[Data entries]
□ □ □ □
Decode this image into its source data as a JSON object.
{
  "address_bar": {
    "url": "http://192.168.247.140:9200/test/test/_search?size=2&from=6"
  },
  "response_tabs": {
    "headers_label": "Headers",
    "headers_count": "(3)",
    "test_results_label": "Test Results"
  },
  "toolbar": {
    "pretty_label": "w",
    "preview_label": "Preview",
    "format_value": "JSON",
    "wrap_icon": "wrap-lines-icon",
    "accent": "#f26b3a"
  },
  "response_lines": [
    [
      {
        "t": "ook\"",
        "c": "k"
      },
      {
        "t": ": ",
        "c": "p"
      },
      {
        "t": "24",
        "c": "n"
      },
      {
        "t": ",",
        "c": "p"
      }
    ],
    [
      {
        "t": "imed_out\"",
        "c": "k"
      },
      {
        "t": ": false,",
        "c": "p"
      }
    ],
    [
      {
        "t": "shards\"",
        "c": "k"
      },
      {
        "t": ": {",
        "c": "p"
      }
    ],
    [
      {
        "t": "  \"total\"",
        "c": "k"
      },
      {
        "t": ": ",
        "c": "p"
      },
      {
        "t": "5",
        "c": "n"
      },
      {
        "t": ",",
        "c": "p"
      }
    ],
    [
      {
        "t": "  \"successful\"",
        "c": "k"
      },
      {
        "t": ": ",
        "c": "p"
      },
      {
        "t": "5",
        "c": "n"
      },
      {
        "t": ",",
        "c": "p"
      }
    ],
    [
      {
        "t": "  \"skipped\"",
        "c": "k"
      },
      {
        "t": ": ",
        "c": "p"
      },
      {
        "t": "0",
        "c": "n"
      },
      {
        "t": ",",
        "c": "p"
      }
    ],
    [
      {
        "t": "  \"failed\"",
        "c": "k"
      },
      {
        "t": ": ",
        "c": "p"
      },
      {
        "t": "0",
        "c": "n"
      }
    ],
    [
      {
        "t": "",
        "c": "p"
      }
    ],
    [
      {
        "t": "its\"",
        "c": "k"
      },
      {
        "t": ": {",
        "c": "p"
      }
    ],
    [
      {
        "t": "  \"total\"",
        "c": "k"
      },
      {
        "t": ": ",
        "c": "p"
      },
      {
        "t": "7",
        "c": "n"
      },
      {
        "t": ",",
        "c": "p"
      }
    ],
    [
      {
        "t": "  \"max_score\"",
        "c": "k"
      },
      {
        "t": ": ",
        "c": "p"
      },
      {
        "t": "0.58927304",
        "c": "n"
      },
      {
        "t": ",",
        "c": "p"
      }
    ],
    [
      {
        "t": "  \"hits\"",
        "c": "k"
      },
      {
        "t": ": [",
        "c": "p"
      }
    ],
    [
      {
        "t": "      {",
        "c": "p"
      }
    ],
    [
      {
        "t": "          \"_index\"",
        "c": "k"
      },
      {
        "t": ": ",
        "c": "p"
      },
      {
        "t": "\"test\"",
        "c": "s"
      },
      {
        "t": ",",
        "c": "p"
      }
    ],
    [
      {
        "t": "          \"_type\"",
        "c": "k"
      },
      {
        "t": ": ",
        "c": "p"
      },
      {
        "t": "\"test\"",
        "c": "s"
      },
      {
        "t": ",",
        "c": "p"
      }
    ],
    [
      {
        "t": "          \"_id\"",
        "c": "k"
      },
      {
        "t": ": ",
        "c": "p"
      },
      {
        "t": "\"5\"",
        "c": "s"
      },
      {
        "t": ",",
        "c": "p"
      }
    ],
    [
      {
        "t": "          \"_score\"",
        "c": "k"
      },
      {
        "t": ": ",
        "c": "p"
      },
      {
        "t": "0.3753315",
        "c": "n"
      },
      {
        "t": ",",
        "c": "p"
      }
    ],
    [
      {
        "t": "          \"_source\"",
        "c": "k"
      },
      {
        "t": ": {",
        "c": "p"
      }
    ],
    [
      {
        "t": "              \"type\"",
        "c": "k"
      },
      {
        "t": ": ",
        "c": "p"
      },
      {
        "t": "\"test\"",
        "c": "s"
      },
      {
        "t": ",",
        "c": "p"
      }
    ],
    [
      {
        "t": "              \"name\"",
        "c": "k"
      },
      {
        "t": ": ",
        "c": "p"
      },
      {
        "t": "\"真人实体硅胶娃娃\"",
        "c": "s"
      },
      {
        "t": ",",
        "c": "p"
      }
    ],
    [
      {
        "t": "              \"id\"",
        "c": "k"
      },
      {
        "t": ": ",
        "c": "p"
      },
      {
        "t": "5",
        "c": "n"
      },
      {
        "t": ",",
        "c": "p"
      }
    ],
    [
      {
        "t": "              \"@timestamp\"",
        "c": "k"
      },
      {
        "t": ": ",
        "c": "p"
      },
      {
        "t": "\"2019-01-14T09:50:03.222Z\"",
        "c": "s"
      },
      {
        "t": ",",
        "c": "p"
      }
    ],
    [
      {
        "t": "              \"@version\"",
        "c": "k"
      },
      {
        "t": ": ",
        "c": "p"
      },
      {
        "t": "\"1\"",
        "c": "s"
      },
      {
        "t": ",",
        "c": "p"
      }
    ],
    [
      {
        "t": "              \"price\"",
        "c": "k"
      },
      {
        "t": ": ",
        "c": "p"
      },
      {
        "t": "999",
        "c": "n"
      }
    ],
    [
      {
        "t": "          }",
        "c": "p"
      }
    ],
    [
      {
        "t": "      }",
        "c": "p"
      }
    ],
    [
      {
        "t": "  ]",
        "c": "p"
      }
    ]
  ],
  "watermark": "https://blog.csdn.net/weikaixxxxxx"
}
□ □ □ □
Repeat the entries above exactly, leaving nothing out.

Decode this image into its source data as a JSON object.
{
  "address_bar": {
    "url": "http://192.168.247.140:9200/test/test/_search?size=2&from=6"
  },
  "response_tabs": {
    "headers_label": "Headers",
    "headers_count": "(3)",
    "test_results_label": "Test Results"
  },
  "toolbar": {
    "pretty_label": "w",
    "preview_label": "Preview",
    "format_value": "JSON",
    "wrap_icon": "wrap-lines-icon",
    "accent": "#f26b3a"
  },
  "response_lines": [
    [
      {
        "t": "ook\"",
        "c": "k"
      },
      {
        "t": ": ",
        "c": "p"
      },
      {
        "t": "24",
        "c": "n"
      },
      {
        "t": ",",
        "c": "p"
      }
    ],
    [
      {
        "t": "imed_out\"",
        "c": "k"
      },
      {
        "t": ": false,",
        "c": "p"
      }
    ],
    [
      {
        "t": "shards\"",
        "c": "k"
      },
      {
        "t": ": {",
        "c": "p"
      }
    ],
    [
      {
        "t": "  \"total\"",
        "c": "k"
      },
      {
        "t": ": ",
        "c": "p"
      },
      {
        "t": "5",
        "c": "n"
      },
      {
        "t": ",",
        "c": "p"
      }
    ],
    [
      {
        "t": "  \"successful\"",
        "c": "k"
      },
      {
        "t": ": ",
        "c": "p"
      },
      {
        "t": "5",
        "c": "n"
      },
      {
        "t": ",",
        "c": "p"
      }
    ],
    [
      {
        "t": "  \"skipped\"",
        "c": "k"
      },
      {
        "t": ": ",
        "c": "p"
      },
      {
        "t": "0",
        "c": "n"
      },
      {
        "t": ",",
        "c": "p"
      }
    ],
    [
      {
        "t": "  \"failed\"",
        "c": "k"
      },
      {
        "t": ": ",
        "c": "p"
      },
      {
        "t": "0",
        "c": "n"
      }
    ],
    [
      {
        "t": "",
        "c": "p"
      }
    ],
    [
      {
        "t": "its\"",
        "c": "k"
      },
      {
        "t": ": {",
        "c": "p"
      }
    ],
    [
      {
        "t": "  \"total\"",
        "c": "k"
      },
      {
        "t": ": ",
        "c": "p"
      },
      {
        "t": "7",
        "c": "n"
      },
      {
        "t": ",",
        "c": "p"
      }
    ],
    [
      {
        "t": "  \"max_score\"",
        "c": "k"
      },
      {
        "t": ": ",
        "c": "p"
      },
      {
        "t": "0.58927304",
        "c": "n"
      },
      {
        "t": ",",
        "c": "p"
      }
    ],
    [
      {
        "t": "  \"hits\"",
        "c": "k"
      },
      {
        "t": ": [",
        "c": "p"
      }
    ],
    [
      {
        "t": "      {",
        "c": "p"
      }
    ],
    [
      {
        "t": "          \"_index\"",
        "c": "k"
      },
      {
        "t": ": ",
        "c": "p"
      },
      {
        "t": "\"test\"",
        "c": "s"
      },
      {
        "t": ",",
        "c": "p"
      }
    ],
    [
      {
        "t": "          \"_type\"",
        "c": "k"
      },
      {
        "t": ": ",
        "c": "p"
      },
      {
        "t": "\"test\"",
        "c": "s"
      },
      {
        "t": ",",
        "c": "p"
      }
    ],
    [
      {
        "t": "          \"_id\"",
        "c": "k"
      },
      {
        "t": ": ",
        "c": "p"
      },
      {
        "t": "\"5\"",
        "c": "s"
      },
      {
        "t": ",",
        "c": "p"
      }
    ],
    [
      {
        "t": "          \"_score\"",
        "c": "k"
      },
      {
        "t": ": ",
        "c": "p"
      },
      {
        "t": "0.3753315",
        "c": "n"
      },
      {
        "t": ",",
        "c": "p"
      }
    ],
    [
      {
        "t": "          \"_source\"",
        "c": "k"
      },
      {
        "t": ": {",
        "c": "p"
      }
    ],
    [
      {
        "t": "              \"type\"",
        "c": "k"
      },
      {
        "t": ": ",
        "c": "p"
      },
      {
        "t": "\"test\"",
        "c": "s"
      },
      {
        "t": ",",
        "c": "p"
      }
    ],
    [
      {
        "t": "              \"name\"",
        "c": "k"
      },
      {
        "t": ": ",
        "c": "p"
      },
      {
        "t": "\"真人实体硅胶娃娃\"",
        "c": "s"
      },
      {
        "t": ",",
        "c": "p"
      }
    ],
    [
      {
        "t": "              \"id\"",
        "c": "k"
      },
      {
        "t": ": ",
        "c": "p"
      },
      {
        "t": "5",
        "c": "n"
      },
      {
        "t": ",",
        "c": "p"
      }
    ],
    [
      {
        "t": "              \"@timestamp\"",
        "c": "k"
      },
      {
        "t": ": ",
        "c": "p"
      },
      {
        "t": "\"2019-01-14T09:50:03.222Z\"",
        "c": "s"
      },
      {
        "t": ",",
        "c": "p"
      }
    ],
    [
      {
        "t": "              \"@version\"",
        "c": "k"
      },
      {
        "t": ": ",
        "c": "p"
      },
      {
        "t": "\"1\"",
        "c": "s"
      },
      {
        "t": ",",
        "c": "p"
      }
    ],
    [
      {
        "t": "              \"price\"",
        "c": "k"
      },
      {
        "t": ": ",
        "c": "p"
      },
      {
        "t": "999",
        "c": "n"
      }
    ],
    [
      {
        "t": "          }",
        "c": "p"
      }
    ],
    [
      {
        "t": "      }",
        "c": "p"
      }
    ],
    [
      {
        "t": "  ]",
        "c": "p"
      }
    ]
  ],
  "watermark": "https://blog.csdn.net/weikaixxxxxx"
}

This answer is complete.